[Excerpts from a figure dataset]

____

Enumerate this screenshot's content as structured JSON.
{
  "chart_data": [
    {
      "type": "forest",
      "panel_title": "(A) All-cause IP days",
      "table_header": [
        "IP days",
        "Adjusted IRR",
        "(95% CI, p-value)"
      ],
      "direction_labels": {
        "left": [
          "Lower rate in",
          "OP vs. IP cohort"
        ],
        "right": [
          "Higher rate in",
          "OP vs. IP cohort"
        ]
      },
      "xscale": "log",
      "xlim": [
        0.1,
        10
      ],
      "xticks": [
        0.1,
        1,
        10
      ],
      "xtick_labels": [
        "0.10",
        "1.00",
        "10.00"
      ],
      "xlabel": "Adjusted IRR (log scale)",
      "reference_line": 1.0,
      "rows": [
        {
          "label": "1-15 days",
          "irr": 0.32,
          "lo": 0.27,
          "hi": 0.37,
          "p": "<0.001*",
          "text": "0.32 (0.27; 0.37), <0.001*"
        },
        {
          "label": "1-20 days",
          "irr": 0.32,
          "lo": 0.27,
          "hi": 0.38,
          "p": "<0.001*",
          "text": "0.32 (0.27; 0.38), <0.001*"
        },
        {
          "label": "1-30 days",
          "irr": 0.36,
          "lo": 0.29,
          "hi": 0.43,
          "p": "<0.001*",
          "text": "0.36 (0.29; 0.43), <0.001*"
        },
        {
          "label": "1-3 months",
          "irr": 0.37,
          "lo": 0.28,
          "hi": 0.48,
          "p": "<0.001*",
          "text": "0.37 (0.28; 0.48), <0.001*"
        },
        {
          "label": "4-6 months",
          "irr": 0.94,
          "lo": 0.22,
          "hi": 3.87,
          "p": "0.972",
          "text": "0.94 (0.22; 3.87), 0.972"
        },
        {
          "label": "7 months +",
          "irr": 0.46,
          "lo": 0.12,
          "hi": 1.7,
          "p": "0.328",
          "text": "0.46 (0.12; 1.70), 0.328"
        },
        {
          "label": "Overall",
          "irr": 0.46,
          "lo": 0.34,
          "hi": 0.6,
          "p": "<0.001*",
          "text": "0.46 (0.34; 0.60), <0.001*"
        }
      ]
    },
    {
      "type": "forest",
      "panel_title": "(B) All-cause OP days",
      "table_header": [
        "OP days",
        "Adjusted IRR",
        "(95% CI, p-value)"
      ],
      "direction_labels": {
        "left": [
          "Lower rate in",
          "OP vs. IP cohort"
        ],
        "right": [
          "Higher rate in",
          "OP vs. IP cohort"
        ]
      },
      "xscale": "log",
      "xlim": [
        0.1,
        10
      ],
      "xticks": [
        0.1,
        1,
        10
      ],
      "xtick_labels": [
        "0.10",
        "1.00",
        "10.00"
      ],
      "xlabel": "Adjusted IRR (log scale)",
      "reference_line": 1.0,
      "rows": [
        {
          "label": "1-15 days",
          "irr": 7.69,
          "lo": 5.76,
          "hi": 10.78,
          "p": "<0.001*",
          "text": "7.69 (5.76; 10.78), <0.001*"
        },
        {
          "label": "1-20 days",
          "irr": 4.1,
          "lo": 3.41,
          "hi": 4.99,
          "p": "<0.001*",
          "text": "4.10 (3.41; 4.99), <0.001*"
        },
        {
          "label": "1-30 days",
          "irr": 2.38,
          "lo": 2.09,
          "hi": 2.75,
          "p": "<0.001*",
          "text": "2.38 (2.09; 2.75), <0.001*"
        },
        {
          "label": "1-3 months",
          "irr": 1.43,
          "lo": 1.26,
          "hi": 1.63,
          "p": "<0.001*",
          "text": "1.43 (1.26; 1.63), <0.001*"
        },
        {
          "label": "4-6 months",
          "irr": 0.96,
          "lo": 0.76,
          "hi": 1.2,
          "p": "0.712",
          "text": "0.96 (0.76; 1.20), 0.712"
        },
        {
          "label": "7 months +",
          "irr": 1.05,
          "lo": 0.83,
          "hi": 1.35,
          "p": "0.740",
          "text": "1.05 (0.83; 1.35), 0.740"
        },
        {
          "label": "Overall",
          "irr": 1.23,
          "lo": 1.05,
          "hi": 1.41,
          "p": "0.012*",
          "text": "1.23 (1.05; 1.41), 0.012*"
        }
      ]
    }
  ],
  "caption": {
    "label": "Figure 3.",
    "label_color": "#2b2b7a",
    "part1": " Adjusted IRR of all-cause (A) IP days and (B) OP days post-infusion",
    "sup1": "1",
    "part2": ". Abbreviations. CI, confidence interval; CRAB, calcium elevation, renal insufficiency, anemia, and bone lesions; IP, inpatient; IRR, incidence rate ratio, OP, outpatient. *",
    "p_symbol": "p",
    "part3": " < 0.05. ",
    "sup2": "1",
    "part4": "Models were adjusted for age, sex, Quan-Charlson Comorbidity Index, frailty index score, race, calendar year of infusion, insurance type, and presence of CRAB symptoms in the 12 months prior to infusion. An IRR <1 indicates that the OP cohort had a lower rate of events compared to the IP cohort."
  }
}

____

Instructions for the task: In full and verbatim, repeat the records given above.

Solution for this task:
Enumerate this screenshot's content as structured JSON.
{
  "chart_data": [
    {
      "type": "forest",
      "panel_title": "(A) All-cause IP days",
      "table_header": [
        "IP days",
        "Adjusted IRR",
        "(95% CI, p-value)"
      ],
      "direction_labels": {
        "left": [
          "Lower rate in",
          "OP vs. IP cohort"
        ],
        "right": [
          "Higher rate in",
          "OP vs. IP cohort"
        ]
      },
      "xscale": "log",
      "xlim": [
        0.1,
        10
      ],
      "xticks": [
        0.1,
        1,
        10
      ],
      "xtick_labels": [
        "0.10",
        "1.00",
        "10.00"
      ],
      "xlabel": "Adjusted IRR (log scale)",
      "reference_line": 1.0,
      "rows": [
        {
          "label": "1-15 days",
          "irr": 0.32,
          "lo": 0.27,
          "hi": 0.37,
          "p": "<0.001*",
          "text": "0.32 (0.27; 0.37), <0.001*"
        },
        {
          "label": "1-20 days",
          "irr": 0.32,
          "lo": 0.27,
          "hi": 0.38,
          "p": "<0.001*",
          "text": "0.32 (0.27; 0.38), <0.001*"
        },
        {
          "label": "1-30 days",
          "irr": 0.36,
          "lo": 0.29,
          "hi": 0.43,
          "p": "<0.001*",
          "text": "0.36 (0.29; 0.43), <0.001*"
        },
        {
          "label": "1-3 months",
          "irr": 0.37,
          "lo": 0.28,
          "hi": 0.48,
          "p": "<0.001*",
          "text": "0.37 (0.28; 0.48), <0.001*"
        },
        {
          "label": "4-6 months",
          "irr": 0.94,
          "lo": 0.22,
          "hi": 3.87,
          "p": "0.972",
          "text": "0.94 (0.22; 3.87), 0.972"
        },
        {
          "label": "7 months +",
          "irr": 0.46,
          "lo": 0.12,
          "hi": 1.7,
          "p": "0.328",
          "text": "0.46 (0.12; 1.70), 0.328"
        },
        {
          "label": "Overall",
          "irr": 0.46,
          "lo": 0.34,
          "hi": 0.6,
          "p": "<0.001*",
          "text": "0.46 (0.34; 0.60), <0.001*"
        }
      ]
    },
    {
      "type": "forest",
      "panel_title": "(B) All-cause OP days",
      "table_header": [
        "OP days",
        "Adjusted IRR",
        "(95% CI, p-value)"
      ],
      "direction_labels": {
        "left": [
          "Lower rate in",
          "OP vs. IP cohort"
        ],
        "right": [
          "Higher rate in",
          "OP vs. IP cohort"
        ]
      },
      "xscale": "log",
      "xlim": [
        0.1,
        10
      ],
      "xticks": [
        0.1,
        1,
        10
      ],
      "xtick_labels": [
        "0.10",
        "1.00",
        "10.00"
      ],
      "xlabel": "Adjusted IRR (log scale)",
      "reference_line": 1.0,
      "rows": [
        {
          "label": "1-15 days",
          "irr": 7.69,
          "lo": 5.76,
          "hi": 10.78,
          "p": "<0.001*",
          "text": "7.69 (5.76; 10.78), <0.001*"
        },
        {
          "label": "1-20 days",
          "irr": 4.1,
          "lo": 3.41,
          "hi": 4.99,
          "p": "<0.001*",
          "text": "4.10 (3.41; 4.99), <0.001*"
        },
        {
          "label": "1-30 days",
          "irr": 2.38,
          "lo": 2.09,
          "hi": 2.75,
          "p": "<0.001*",
          "text": "2.38 (2.09; 2.75), <0.001*"
        },
        {
          "label": "1-3 months",
          "irr": 1.43,
          "lo": 1.26,
          "hi": 1.63,
          "p": "<0.001*",
          "text": "1.43 (1.26; 1.63), <0.001*"
        },
        {
          "label": "4-6 months",
          "irr": 0.96,
          "lo": 0.76,
          "hi": 1.2,
          "p": "0.712",
          "text": "0.96 (0.76; 1.20), 0.712"
        },
        {
          "label": "7 months +",
          "irr": 1.05,
          "lo": 0.83,
          "hi": 1.35,
          "p": "0.740",
          "text": "1.05 (0.83; 1.35), 0.740"
        },
        {
          "label": "Overall",
          "irr": 1.23,
          "lo": 1.05,
          "hi": 1.41,
          "p": "0.012*",
          "text": "1.23 (1.05; 1.41), 0.012*"
        }
      ]
    }
  ],
  "caption": {
    "label": "Figure 3.",
    "label_color": "#2b2b7a",
    "part1": " Adjusted IRR of all-cause (A) IP days and (B) OP days post-infusion",
    "sup1": "1",
    "part2": ". Abbreviations. CI, confidence interval; CRAB, calcium elevation, renal insufficiency, anemia, and bone lesions; IP, inpatient; IRR, incidence rate ratio, OP, outpatient. *",
    "p_symbol": "p",
    "part3": " < 0.05. ",
    "sup2": "1",
    "part4": "Models were adjusted for age, sex, Quan-Charlson Comorbidity Index, frailty index score, race, calendar year of infusion, insurance type, and presence of CRAB symptoms in the 12 months prior to infusion. An IRR <1 indicates that the OP cohort had a lower rate of events compared to the IP cohort."
  }
}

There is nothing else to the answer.